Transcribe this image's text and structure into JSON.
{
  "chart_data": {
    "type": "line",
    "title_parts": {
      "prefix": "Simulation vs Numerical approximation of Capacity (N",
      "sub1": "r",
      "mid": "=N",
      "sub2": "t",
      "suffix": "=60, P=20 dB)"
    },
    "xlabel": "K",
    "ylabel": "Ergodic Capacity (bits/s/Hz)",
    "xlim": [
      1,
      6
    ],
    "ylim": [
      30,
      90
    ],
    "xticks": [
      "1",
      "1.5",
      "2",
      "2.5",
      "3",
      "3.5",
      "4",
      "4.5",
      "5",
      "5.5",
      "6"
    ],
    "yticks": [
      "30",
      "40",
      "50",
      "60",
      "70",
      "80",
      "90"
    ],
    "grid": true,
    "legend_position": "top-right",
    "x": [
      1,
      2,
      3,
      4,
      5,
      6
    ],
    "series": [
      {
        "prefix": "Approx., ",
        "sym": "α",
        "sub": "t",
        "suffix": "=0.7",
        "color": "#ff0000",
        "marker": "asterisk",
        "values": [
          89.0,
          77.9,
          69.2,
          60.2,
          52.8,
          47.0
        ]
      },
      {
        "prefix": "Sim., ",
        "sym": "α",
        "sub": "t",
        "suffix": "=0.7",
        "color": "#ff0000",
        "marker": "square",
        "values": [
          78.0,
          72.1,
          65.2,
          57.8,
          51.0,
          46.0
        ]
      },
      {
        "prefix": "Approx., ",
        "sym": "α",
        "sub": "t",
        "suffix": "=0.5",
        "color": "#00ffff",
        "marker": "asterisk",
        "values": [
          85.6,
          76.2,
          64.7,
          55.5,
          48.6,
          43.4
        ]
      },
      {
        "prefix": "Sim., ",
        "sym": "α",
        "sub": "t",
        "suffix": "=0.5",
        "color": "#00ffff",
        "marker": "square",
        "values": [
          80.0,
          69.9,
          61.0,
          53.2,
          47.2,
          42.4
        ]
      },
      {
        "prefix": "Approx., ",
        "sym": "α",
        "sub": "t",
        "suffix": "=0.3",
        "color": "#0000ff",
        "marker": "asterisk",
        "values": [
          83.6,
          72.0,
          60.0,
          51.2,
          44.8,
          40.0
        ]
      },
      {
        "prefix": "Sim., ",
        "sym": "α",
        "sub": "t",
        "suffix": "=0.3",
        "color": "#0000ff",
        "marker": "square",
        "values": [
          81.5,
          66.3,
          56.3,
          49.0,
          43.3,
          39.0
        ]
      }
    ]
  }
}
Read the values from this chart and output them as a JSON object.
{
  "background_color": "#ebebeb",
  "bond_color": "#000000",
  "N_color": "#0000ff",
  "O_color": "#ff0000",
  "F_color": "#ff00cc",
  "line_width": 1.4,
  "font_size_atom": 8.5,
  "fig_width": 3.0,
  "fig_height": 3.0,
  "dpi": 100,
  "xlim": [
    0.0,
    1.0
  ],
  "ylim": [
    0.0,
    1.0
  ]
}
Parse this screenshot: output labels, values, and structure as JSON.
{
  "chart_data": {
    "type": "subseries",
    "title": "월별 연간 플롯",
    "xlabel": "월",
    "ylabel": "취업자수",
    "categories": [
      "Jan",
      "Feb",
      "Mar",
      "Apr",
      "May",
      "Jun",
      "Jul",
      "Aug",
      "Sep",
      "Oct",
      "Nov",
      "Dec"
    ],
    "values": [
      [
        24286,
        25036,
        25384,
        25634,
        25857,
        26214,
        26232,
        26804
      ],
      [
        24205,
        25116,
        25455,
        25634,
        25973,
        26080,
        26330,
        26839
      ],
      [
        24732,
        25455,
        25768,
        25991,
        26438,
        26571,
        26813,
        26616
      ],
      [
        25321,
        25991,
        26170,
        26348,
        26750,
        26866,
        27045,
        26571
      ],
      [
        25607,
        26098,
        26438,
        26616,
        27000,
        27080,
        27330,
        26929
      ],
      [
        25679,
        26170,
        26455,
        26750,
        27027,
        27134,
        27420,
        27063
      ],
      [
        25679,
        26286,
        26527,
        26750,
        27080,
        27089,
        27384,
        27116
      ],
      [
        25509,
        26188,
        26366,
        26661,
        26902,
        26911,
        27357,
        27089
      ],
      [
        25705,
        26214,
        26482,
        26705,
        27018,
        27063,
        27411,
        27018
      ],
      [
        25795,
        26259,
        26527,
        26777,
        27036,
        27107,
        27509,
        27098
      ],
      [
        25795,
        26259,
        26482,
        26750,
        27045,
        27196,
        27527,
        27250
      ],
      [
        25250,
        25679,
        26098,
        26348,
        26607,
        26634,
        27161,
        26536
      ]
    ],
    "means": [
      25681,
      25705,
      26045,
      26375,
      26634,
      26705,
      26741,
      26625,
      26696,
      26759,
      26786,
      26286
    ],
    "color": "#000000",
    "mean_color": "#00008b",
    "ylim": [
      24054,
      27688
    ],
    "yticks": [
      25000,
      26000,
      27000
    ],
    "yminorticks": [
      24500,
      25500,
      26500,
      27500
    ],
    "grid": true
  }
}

• _Aim of the exercise_
Reproduce the full set of records precisely.

• _Response_
Transcribe this image's text and structure into JSON.
{
  "chart_data": {
    "type": "line",
    "title_parts": {
      "prefix": "Simulation vs Numerical approximation of Capacity (N",
      "sub1": "r",
      "mid": "=N",
      "sub2": "t",
      "suffix": "=60, P=20 dB)"
    },
    "xlabel": "K",
    "ylabel": "Ergodic Capacity (bits/s/Hz)",
    "xlim": [
      1,
      6
    ],
    "ylim": [
      30,
      90
    ],
    "xticks": [
      "1",
      "1.5",
      "2",
      "2.5",
      "3",
      "3.5",
      "4",
      "4.5",
      "5",
      "5.5",
      "6"
    ],
    "yticks": [
      "30",
      "40",
      "50",
      "60",
      "70",
      "80",
      "90"
    ],
    "grid": true,
    "legend_position": "top-right",
    "x": [
      1,
      2,
      3,
      4,
      5,
      6
    ],
    "series": [
      {
        "prefix": "Approx., ",
        "sym": "α",
        "sub": "t",
        "suffix": "=0.7",
        "color": "#ff0000",
        "marker": "asterisk",
        "values": [
          89.0,
          77.9,
          69.2,
          60.2,
          52.8,
          47.0
        ]
      },
      {
        "prefix": "Sim., ",
        "sym": "α",
        "sub": "t",
        "suffix": "=0.7",
        "color": "#ff0000",
        "marker": "square",
        "values": [
          78.0,
          72.1,
          65.2,
          57.8,
          51.0,
          46.0
        ]
      },
      {
        "prefix": "Approx., ",
        "sym": "α",
        "sub": "t",
        "suffix": "=0.5",
        "color": "#00ffff",
        "marker": "asterisk",
        "values": [
          85.6,
          76.2,
          64.7,
          55.5,
          48.6,
          43.4
        ]
      },
      {
        "prefix": "Sim., ",
        "sym": "α",
        "sub": "t",
        "suffix": "=0.5",
        "color": "#00ffff",
        "marker": "square",
        "values": [
          80.0,
          69.9,
          61.0,
          53.2,
          47.2,
          42.4
        ]
      },
      {
        "prefix": "Approx., ",
        "sym": "α",
        "sub": "t",
        "suffix": "=0.3",
        "color": "#0000ff",
        "marker": "asterisk",
        "values": [
          83.6,
          72.0,
          60.0,
          51.2,
          44.8,
          40.0
        ]
      },
      {
        "prefix": "Sim., ",
        "sym": "α",
        "sub": "t",
        "suffix": "=0.3",
        "color": "#0000ff",
        "marker": "square",
        "values": [
          81.5,
          66.3,
          56.3,
          49.0,
          43.3,
          39.0
        ]
      }
    ]
  }
}
Read the values from this chart and output them as a JSON object.
{
  "background_color": "#ebebeb",
  "bond_color": "#000000",
  "N_color": "#0000ff",
  "O_color": "#ff0000",
  "F_color": "#ff00cc",
  "line_width": 1.4,
  "font_size_atom": 8.5,
  "fig_width": 3.0,
  "fig_height": 3.0,
  "dpi": 100,
  "xlim": [
    0.0,
    1.0
  ],
  "ylim": [
    0.0,
    1.0
  ]
}
Parse this screenshot: output labels, values, and structure as JSON.
{
  "chart_data": {
    "type": "subseries",
    "title": "월별 연간 플롯",
    "xlabel": "월",
    "ylabel": "취업자수",
    "categories": [
      "Jan",
      "Feb",
      "Mar",
      "Apr",
      "May",
      "Jun",
      "Jul",
      "Aug",
      "Sep",
      "Oct",
      "Nov",
      "Dec"
    ],
    "values": [
      [
        24286,
        25036,
        25384,
        25634,
        25857,
        26214,
        26232,
        26804
      ],
      [
        24205,
        25116,
        25455,
        25634,
        25973,
        26080,
        26330,
        26839
      ],
      [
        24732,
        25455,
        25768,
        25991,
        26438,
        26571,
        26813,
        26616
      ],
      [
        25321,
        25991,
        26170,
        26348,
        26750,
        26866,
        27045,
        26571
      ],
      [
        25607,
        26098,
        26438,
        26616,
        27000,
        27080,
        27330,
        26929
      ],
      [
        25679,
        26170,
        26455,
        26750,
        27027,
        27134,
        27420,
        27063
      ],
      [
        25679,
        26286,
        26527,
        26750,
        27080,
        27089,
        27384,
        27116
      ],
      [
        25509,
        26188,
        26366,
        26661,
        26902,
        26911,
        27357,
        27089
      ],
      [
        25705,
        26214,
        26482,
        26705,
        27018,
        27063,
        27411,
        27018
      ],
      [
        25795,
        26259,
        26527,
        26777,
        27036,
        27107,
        27509,
        27098
      ],
      [
        25795,
        26259,
        26482,
        26750,
        27045,
        27196,
        27527,
        27250
      ],
      [
        25250,
        25679,
        26098,
        26348,
        26607,
        26634,
        27161,
        26536
      ]
    ],
    "means": [
      25681,
      25705,
      26045,
      26375,
      26634,
      26705,
      26741,
      26625,
      26696,
      26759,
      26786,
      26286
    ],
    "color": "#000000",
    "mean_color": "#00008b",
    "ylim": [
      24054,
      27688
    ],
    "yticks": [
      25000,
      26000,
      27000
    ],
    "yminorticks": [
      24500,
      25500,
      26500,
      27500
    ],
    "grid": true
  }
}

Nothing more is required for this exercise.